» SET TASK: Reproduce all entries precisely, down to the last character.

Saved entries:
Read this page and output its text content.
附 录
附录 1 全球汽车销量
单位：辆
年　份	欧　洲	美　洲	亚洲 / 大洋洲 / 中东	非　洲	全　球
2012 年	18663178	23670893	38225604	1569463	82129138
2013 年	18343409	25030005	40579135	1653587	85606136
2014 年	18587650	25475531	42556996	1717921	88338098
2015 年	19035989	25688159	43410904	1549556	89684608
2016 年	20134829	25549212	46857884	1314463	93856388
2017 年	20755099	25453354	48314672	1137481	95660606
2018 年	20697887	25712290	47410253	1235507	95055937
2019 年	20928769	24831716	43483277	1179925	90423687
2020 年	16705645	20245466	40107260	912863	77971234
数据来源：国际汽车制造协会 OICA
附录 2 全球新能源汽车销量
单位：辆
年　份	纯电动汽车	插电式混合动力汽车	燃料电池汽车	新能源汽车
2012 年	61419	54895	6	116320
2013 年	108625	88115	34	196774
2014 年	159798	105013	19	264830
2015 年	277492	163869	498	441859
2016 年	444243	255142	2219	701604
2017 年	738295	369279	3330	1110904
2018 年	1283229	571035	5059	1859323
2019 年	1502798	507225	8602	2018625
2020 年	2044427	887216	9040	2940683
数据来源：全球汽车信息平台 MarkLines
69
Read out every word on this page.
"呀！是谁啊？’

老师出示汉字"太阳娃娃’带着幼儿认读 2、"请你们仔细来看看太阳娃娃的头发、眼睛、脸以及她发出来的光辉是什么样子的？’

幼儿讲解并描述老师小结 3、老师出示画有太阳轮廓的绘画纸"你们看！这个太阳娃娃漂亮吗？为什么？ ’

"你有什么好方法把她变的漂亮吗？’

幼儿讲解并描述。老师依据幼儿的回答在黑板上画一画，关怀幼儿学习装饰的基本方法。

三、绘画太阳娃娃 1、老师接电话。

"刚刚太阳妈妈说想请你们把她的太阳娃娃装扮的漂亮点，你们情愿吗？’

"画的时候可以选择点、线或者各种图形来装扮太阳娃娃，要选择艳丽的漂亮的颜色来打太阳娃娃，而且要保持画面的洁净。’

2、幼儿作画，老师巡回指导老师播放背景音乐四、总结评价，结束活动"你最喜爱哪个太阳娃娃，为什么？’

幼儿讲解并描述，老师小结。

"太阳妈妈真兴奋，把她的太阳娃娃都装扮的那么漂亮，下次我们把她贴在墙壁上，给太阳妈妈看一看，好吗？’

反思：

» THE SOLUTION:
Read this page and output its text content.
附 录
附录 1 全球汽车销量
单位：辆
年　份	欧　洲	美　洲	亚洲 / 大洋洲 / 中东	非　洲	全　球
2012 年	18663178	23670893	38225604	1569463	82129138
2013 年	18343409	25030005	40579135	1653587	85606136
2014 年	18587650	25475531	42556996	1717921	88338098
2015 年	19035989	25688159	43410904	1549556	89684608
2016 年	20134829	25549212	46857884	1314463	93856388
2017 年	20755099	25453354	48314672	1137481	95660606
2018 年	20697887	25712290	47410253	1235507	95055937
2019 年	20928769	24831716	43483277	1179925	90423687
2020 年	16705645	20245466	40107260	912863	77971234
数据来源：国际汽车制造协会 OICA
附录 2 全球新能源汽车销量
单位：辆
年　份	纯电动汽车	插电式混合动力汽车	燃料电池汽车	新能源汽车
2012 年	61419	54895	6	116320
2013 年	108625	88115	34	196774
2014 年	159798	105013	19	264830
2015 年	277492	163869	498	441859
2016 年	444243	255142	2219	701604
2017 年	738295	369279	3330	1110904
2018 年	1283229	571035	5059	1859323
2019 年	1502798	507225	8602	2018625
2020 年	2044427	887216	9040	2940683
数据来源：全球汽车信息平台 MarkLines
69
Read out every word on this page.
"呀！是谁啊？’

老师出示汉字"太阳娃娃’带着幼儿认读 2、"请你们仔细来看看太阳娃娃的头发、眼睛、脸以及她发出来的光辉是什么样子的？’

幼儿讲解并描述老师小结 3、老师出示画有太阳轮廓的绘画纸"你们看！这个太阳娃娃漂亮吗？为什么？ ’

"你有什么好方法把她变的漂亮吗？’

幼儿讲解并描述。老师依据幼儿的回答在黑板上画一画，关怀幼儿学习装饰的基本方法。

三、绘画太阳娃娃 1、老师接电话。

"刚刚太阳妈妈说想请你们把她的太阳娃娃装扮的漂亮点，你们情愿吗？’

"画的时候可以选择点、线或者各种图形来装扮太阳娃娃，要选择艳丽的漂亮的颜色来打太阳娃娃，而且要保持画面的洁净。’

2、幼儿作画，老师巡回指导老师播放背景音乐四、总结评价，结束活动"你最喜爱哪个太阳娃娃，为什么？’

幼儿讲解并描述，老师小结。

"太阳妈妈真兴奋，把她的太阳娃娃都装扮的那么漂亮，下次我们把她贴在墙壁上，给太阳妈妈看一看，好吗？’

反思：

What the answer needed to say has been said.